Reputation: 536
There are plenty of documentation about how to write Pig UDFs in the various languages but I haven't found anything on how they are distributed to the data nodes.
Are they done automatically when pig script is invoked? If it makes any difference, I'd be writing UDF in Java.
Upvotes: 0
Views: 87
Reputation: 545
Let me make it more clear. Whenever we wite a UDF and the pig is in hdfs mode. Then UDFs, which initially resides in the local or the client side, is carried to the cluster as per the internal architecture of hadoop. Now the UDFs task is performed by the task tracker and it becomes the duty of the job tracker to assign the the UDFs to task tracker, which is near to the data node where the input file resides. Note: Its always the job tracker(component of name node), which actually decides which task tracker should perform the execution of the UDFs.
If the input file is in local file system(local mode), then the UFDs get executed in the local JVM.
Upvotes: 1
Reputation: 545
The fact is apache pig works in two modes 1) local mode 2) hdfs mode
To answer you question, which belongs to pig running in hdfs mode, we only made sure that the input file that we are loading is present in the hdfs(data node). When the question comes for UDF, this is simply a function that is used to process the input file, just link pig latin language. We are writing UDFs, pig latin via the client side node and thus all the data related to this will be stored in the client side machine. Above all, we have configure the pig so that client can interact with the hdfs to process the required result.
Hope this helps
Upvotes: 0

* Aim:
In the thread on Pig UDFs:
1. In what language does the asker plan to write the UDF?
2. Where do the UDFs run when the input file is on the local file system?
3. Which component decides which task tracker executes the UDFs?

* Given data:
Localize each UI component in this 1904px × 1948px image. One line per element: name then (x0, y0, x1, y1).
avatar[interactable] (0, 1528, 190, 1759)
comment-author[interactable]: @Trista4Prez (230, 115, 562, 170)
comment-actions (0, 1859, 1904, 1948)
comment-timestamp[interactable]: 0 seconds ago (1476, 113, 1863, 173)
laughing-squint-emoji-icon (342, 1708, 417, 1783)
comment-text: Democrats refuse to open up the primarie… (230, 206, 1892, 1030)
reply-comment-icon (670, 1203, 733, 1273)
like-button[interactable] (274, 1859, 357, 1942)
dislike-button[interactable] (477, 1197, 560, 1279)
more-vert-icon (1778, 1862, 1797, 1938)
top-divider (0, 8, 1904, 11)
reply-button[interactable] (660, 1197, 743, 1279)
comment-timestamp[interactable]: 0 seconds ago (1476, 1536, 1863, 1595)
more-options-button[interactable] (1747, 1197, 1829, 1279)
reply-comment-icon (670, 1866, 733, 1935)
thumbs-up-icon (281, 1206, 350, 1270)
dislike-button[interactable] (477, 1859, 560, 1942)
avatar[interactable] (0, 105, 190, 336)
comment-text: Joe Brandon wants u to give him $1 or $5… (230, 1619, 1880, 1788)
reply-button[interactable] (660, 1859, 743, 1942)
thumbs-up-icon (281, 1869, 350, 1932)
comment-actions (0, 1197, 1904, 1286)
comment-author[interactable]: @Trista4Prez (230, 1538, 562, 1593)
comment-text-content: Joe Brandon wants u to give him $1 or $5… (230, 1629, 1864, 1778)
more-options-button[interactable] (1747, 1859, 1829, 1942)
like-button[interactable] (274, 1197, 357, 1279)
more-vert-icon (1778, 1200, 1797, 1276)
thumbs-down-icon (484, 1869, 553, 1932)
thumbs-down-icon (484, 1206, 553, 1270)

* The reply:
1. Java
2. In the local JVM
3. The job tracker